◆ Problem description
In each entry, replace "Patent image size" with "Figure dimensions" wherever it appears and repeat the rest of the entry unchanged. Do not include the pictures.

◆ Input rows
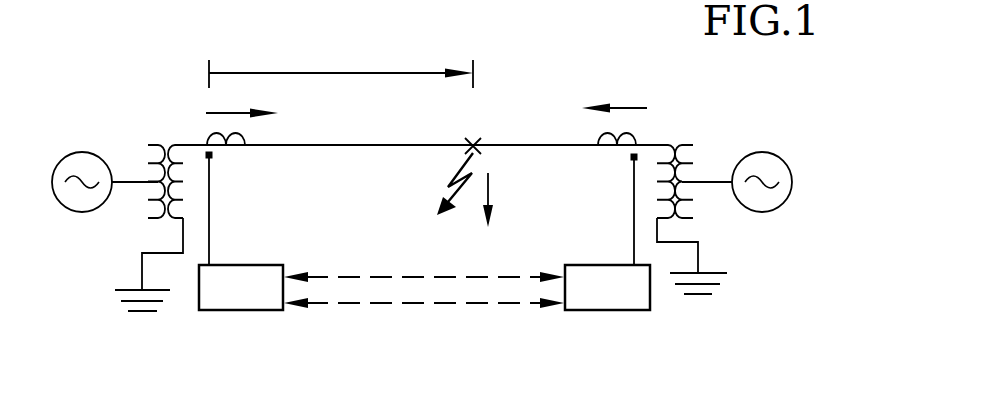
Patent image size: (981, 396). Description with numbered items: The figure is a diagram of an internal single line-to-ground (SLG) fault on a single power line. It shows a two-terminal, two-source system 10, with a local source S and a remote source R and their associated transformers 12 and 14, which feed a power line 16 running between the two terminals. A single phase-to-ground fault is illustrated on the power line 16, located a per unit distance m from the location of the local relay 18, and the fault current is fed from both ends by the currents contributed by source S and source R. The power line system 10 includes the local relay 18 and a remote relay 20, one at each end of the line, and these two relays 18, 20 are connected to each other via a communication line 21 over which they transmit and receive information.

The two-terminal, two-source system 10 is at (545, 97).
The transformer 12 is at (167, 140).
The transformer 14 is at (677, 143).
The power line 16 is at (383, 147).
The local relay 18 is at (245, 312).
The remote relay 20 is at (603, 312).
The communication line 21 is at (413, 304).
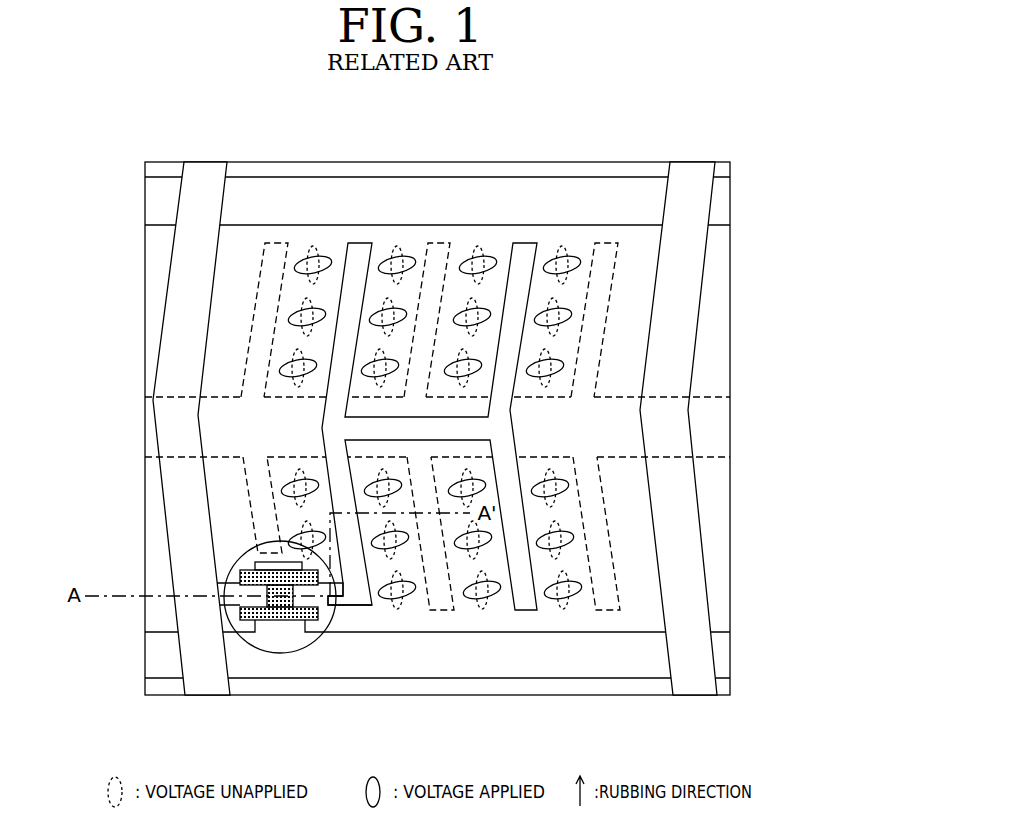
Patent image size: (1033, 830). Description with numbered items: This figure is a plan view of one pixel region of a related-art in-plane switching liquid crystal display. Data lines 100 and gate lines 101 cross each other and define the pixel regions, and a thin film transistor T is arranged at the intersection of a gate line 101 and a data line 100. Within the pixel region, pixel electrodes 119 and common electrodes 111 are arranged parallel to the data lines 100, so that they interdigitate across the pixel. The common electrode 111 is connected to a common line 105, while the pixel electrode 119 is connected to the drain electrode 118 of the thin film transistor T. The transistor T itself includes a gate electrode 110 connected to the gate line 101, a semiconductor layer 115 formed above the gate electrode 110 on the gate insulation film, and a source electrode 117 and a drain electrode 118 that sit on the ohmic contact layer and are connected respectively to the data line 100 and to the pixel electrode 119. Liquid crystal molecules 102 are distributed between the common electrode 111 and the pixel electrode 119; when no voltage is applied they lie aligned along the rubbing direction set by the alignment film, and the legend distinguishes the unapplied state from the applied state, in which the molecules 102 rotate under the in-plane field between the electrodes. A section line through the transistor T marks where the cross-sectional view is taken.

◆ Expected output
Figure dimensions: (981, 396). Description with numbered items: The figure is a diagram of an internal single line-to-ground (SLG) fault on a single power line. It shows a two-terminal, two-source system 10, with a local source S and a remote source R and their associated transformers 12 and 14, which feed a power line 16 running between the two terminals. A single phase-to-ground fault is illustrated on the power line 16, located a per unit distance m from the location of the local relay 18, and the fault current is fed from both ends by the currents contributed by source S and source R. The power line system 10 includes the local relay 18 and a remote relay 20, one at each end of the line, and these two relays 18, 20 are connected to each other via a communication line 21 over which they transmit and receive information.

The two-terminal, two-source system 10 is at (545, 97).
The transformer 12 is at (167, 140).
The transformer 14 is at (677, 143).
The power line 16 is at (383, 147).
The local relay 18 is at (245, 312).
The remote relay 20 is at (603, 312).
The communication line 21 is at (413, 304).
Figure dimensions: (1033, 830). Description with numbered items: This figure is a plan view of one pixel region of a related-art in-plane switching liquid crystal display. Data lines 100 and gate lines 101 cross each other and define the pixel regions, and a thin film transistor T is arranged at the intersection of a gate line 101 and a data line 100. Within the pixel region, pixel electrodes 119 and common electrodes 111 are arranged parallel to the data lines 100, so that they interdigitate across the pixel. The common electrode 111 is connected to a common line 105, while the pixel electrode 119 is connected to the drain electrode 118 of the thin film transistor T. The transistor T itself includes a gate electrode 110 connected to the gate line 101, a semiconductor layer 115 formed above the gate electrode 110 on the gate insulation film, and a source electrode 117 and a drain electrode 118 that sit on the ohmic contact layer and are connected respectively to the data line 100 and to the pixel electrode 119. Liquid crystal molecules 102 are distributed between the common electrode 111 and the pixel electrode 119; when no voltage is applied they lie aligned along the rubbing direction set by the alignment film, and the legend distinguishes the unapplied state from the applied state, in which the molecules 102 rotate under the in-plane field between the electrodes. A section line through the transistor T marks where the cross-sectional view is taken.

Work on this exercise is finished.